> **DIRECTIONS FOR THIS TASK**
Take the entries below and reproduce them word for word.

> **RECORDS FOR THE TASK**
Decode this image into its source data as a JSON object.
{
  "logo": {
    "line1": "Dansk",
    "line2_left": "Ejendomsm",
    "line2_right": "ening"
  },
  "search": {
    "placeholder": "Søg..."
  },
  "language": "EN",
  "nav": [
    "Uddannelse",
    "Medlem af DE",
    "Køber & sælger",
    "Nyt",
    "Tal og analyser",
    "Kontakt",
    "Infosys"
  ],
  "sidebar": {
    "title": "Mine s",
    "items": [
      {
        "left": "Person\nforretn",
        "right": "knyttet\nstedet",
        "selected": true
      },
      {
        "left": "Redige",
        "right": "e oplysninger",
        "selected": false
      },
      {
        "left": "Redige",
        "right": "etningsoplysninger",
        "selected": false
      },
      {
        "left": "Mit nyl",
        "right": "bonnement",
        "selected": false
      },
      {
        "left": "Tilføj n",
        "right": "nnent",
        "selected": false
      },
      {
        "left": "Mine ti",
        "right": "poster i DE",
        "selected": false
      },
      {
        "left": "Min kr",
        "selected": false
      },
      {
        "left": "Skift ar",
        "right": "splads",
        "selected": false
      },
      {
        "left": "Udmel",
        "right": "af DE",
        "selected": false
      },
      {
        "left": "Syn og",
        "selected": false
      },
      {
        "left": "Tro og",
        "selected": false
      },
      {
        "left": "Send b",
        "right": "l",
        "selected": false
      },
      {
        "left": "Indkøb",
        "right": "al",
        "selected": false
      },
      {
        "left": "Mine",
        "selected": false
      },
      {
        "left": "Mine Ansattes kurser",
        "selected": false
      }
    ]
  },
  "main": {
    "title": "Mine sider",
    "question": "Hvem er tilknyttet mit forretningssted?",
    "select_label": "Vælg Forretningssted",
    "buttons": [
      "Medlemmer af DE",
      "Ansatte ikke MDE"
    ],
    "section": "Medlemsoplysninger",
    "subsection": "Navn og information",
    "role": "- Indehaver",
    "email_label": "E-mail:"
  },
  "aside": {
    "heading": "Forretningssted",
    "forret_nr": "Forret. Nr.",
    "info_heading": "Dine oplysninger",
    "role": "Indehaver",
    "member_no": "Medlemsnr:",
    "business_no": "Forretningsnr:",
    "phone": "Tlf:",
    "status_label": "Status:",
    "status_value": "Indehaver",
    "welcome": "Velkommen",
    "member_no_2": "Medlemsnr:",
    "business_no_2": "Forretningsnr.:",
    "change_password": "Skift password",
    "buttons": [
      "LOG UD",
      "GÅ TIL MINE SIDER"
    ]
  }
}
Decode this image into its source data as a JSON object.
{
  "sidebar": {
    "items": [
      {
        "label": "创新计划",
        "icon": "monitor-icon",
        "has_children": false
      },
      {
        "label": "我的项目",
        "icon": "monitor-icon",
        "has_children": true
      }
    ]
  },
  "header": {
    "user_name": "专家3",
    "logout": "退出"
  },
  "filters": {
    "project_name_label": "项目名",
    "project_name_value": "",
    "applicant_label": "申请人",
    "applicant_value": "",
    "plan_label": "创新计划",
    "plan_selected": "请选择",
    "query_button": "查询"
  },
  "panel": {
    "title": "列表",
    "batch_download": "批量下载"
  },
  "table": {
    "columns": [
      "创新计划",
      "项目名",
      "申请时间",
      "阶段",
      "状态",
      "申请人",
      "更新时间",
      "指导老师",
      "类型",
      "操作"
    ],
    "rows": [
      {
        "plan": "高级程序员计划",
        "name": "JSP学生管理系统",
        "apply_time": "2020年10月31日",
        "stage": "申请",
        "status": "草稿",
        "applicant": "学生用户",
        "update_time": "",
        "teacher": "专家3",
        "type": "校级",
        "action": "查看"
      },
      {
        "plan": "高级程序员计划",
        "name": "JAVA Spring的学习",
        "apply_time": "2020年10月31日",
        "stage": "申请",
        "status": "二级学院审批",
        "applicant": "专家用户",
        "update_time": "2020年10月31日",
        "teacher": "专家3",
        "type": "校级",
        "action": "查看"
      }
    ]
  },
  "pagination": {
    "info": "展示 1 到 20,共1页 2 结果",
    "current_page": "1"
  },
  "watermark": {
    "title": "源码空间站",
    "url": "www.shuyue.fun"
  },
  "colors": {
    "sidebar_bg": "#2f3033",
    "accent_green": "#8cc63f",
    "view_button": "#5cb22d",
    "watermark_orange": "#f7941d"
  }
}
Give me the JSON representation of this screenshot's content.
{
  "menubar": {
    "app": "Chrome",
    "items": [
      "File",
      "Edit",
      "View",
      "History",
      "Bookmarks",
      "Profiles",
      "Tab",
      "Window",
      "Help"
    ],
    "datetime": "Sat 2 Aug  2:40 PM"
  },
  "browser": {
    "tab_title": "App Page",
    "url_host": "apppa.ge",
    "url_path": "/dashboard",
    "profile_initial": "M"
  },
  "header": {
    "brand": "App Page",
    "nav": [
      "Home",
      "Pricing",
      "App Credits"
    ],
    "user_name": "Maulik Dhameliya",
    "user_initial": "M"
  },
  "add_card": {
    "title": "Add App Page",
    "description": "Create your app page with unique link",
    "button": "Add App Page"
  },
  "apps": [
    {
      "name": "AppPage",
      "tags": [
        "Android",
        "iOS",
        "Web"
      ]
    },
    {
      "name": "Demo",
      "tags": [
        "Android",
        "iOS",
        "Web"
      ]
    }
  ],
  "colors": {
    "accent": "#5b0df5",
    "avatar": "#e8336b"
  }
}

> **WRITTEN SOLUTION**
Decode this image into its source data as a JSON object.
{
  "logo": {
    "line1": "Dansk",
    "line2_left": "Ejendomsm",
    "line2_right": "ening"
  },
  "search": {
    "placeholder": "Søg..."
  },
  "language": "EN",
  "nav": [
    "Uddannelse",
    "Medlem af DE",
    "Køber & sælger",
    "Nyt",
    "Tal og analyser",
    "Kontakt",
    "Infosys"
  ],
  "sidebar": {
    "title": "Mine s",
    "items": [
      {
        "left": "Person\nforretn",
        "right": "knyttet\nstedet",
        "selected": true
      },
      {
        "left": "Redige",
        "right": "e oplysninger",
        "selected": false
      },
      {
        "left": "Redige",
        "right": "etningsoplysninger",
        "selected": false
      },
      {
        "left": "Mit nyl",
        "right": "bonnement",
        "selected": false
      },
      {
        "left": "Tilføj n",
        "right": "nnent",
        "selected": false
      },
      {
        "left": "Mine ti",
        "right": "poster i DE",
        "selected": false
      },
      {
        "left": "Min kr",
        "selected": false
      },
      {
        "left": "Skift ar",
        "right": "splads",
        "selected": false
      },
      {
        "left": "Udmel",
        "right": "af DE",
        "selected": false
      },
      {
        "left": "Syn og",
        "selected": false
      },
      {
        "left": "Tro og",
        "selected": false
      },
      {
        "left": "Send b",
        "right": "l",
        "selected": false
      },
      {
        "left": "Indkøb",
        "right": "al",
        "selected": false
      },
      {
        "left": "Mine",
        "selected": false
      },
      {
        "left": "Mine Ansattes kurser",
        "selected": false
      }
    ]
  },
  "main": {
    "title": "Mine sider",
    "question": "Hvem er tilknyttet mit forretningssted?",
    "select_label": "Vælg Forretningssted",
    "buttons": [
      "Medlemmer af DE",
      "Ansatte ikke MDE"
    ],
    "section": "Medlemsoplysninger",
    "subsection": "Navn og information",
    "role": "- Indehaver",
    "email_label": "E-mail:"
  },
  "aside": {
    "heading": "Forretningssted",
    "forret_nr": "Forret. Nr.",
    "info_heading": "Dine oplysninger",
    "role": "Indehaver",
    "member_no": "Medlemsnr:",
    "business_no": "Forretningsnr:",
    "phone": "Tlf:",
    "status_label": "Status:",
    "status_value": "Indehaver",
    "welcome": "Velkommen",
    "member_no_2": "Medlemsnr:",
    "business_no_2": "Forretningsnr.:",
    "change_password": "Skift password",
    "buttons": [
      "LOG UD",
      "GÅ TIL MINE SIDER"
    ]
  }
}
Decode this image into its source data as a JSON object.
{
  "sidebar": {
    "items": [
      {
        "label": "创新计划",
        "icon": "monitor-icon",
        "has_children": false
      },
      {
        "label": "我的项目",
        "icon": "monitor-icon",
        "has_children": true
      }
    ]
  },
  "header": {
    "user_name": "专家3",
    "logout": "退出"
  },
  "filters": {
    "project_name_label": "项目名",
    "project_name_value": "",
    "applicant_label": "申请人",
    "applicant_value": "",
    "plan_label": "创新计划",
    "plan_selected": "请选择",
    "query_button": "查询"
  },
  "panel": {
    "title": "列表",
    "batch_download": "批量下载"
  },
  "table": {
    "columns": [
      "创新计划",
      "项目名",
      "申请时间",
      "阶段",
      "状态",
      "申请人",
      "更新时间",
      "指导老师",
      "类型",
      "操作"
    ],
    "rows": [
      {
        "plan": "高级程序员计划",
        "name": "JSP学生管理系统",
        "apply_time": "2020年10月31日",
        "stage": "申请",
        "status": "草稿",
        "applicant": "学生用户",
        "update_time": "",
        "teacher": "专家3",
        "type": "校级",
        "action": "查看"
      },
      {
        "plan": "高级程序员计划",
        "name": "JAVA Spring的学习",
        "apply_time": "2020年10月31日",
        "stage": "申请",
        "status": "二级学院审批",
        "applicant": "专家用户",
        "update_time": "2020年10月31日",
        "teacher": "专家3",
        "type": "校级",
        "action": "查看"
      }
    ]
  },
  "pagination": {
    "info": "展示 1 到 20,共1页 2 结果",
    "current_page": "1"
  },
  "watermark": {
    "title": "源码空间站",
    "url": "www.shuyue.fun"
  },
  "colors": {
    "sidebar_bg": "#2f3033",
    "accent_green": "#8cc63f",
    "view_button": "#5cb22d",
    "watermark_orange": "#f7941d"
  }
}
Give me the JSON representation of this screenshot's content.
{
  "menubar": {
    "app": "Chrome",
    "items": [
      "File",
      "Edit",
      "View",
      "History",
      "Bookmarks",
      "Profiles",
      "Tab",
      "Window",
      "Help"
    ],
    "datetime": "Sat 2 Aug  2:40 PM"
  },
  "browser": {
    "tab_title": "App Page",
    "url_host": "apppa.ge",
    "url_path": "/dashboard",
    "profile_initial": "M"
  },
  "header": {
    "brand": "App Page",
    "nav": [
      "Home",
      "Pricing",
      "App Credits"
    ],
    "user_name": "Maulik Dhameliya",
    "user_initial": "M"
  },
  "add_card": {
    "title": "Add App Page",
    "description": "Create your app page with unique link",
    "button": "Add App Page"
  },
  "apps": [
    {
      "name": "AppPage",
      "tags": [
        "Android",
        "iOS",
        "Web"
      ]
    },
    {
      "name": "Demo",
      "tags": [
        "Android",
        "iOS",
        "Web"
      ]
    }
  ],
  "colors": {
    "accent": "#5b0df5",
    "avatar": "#e8336b"
  }
}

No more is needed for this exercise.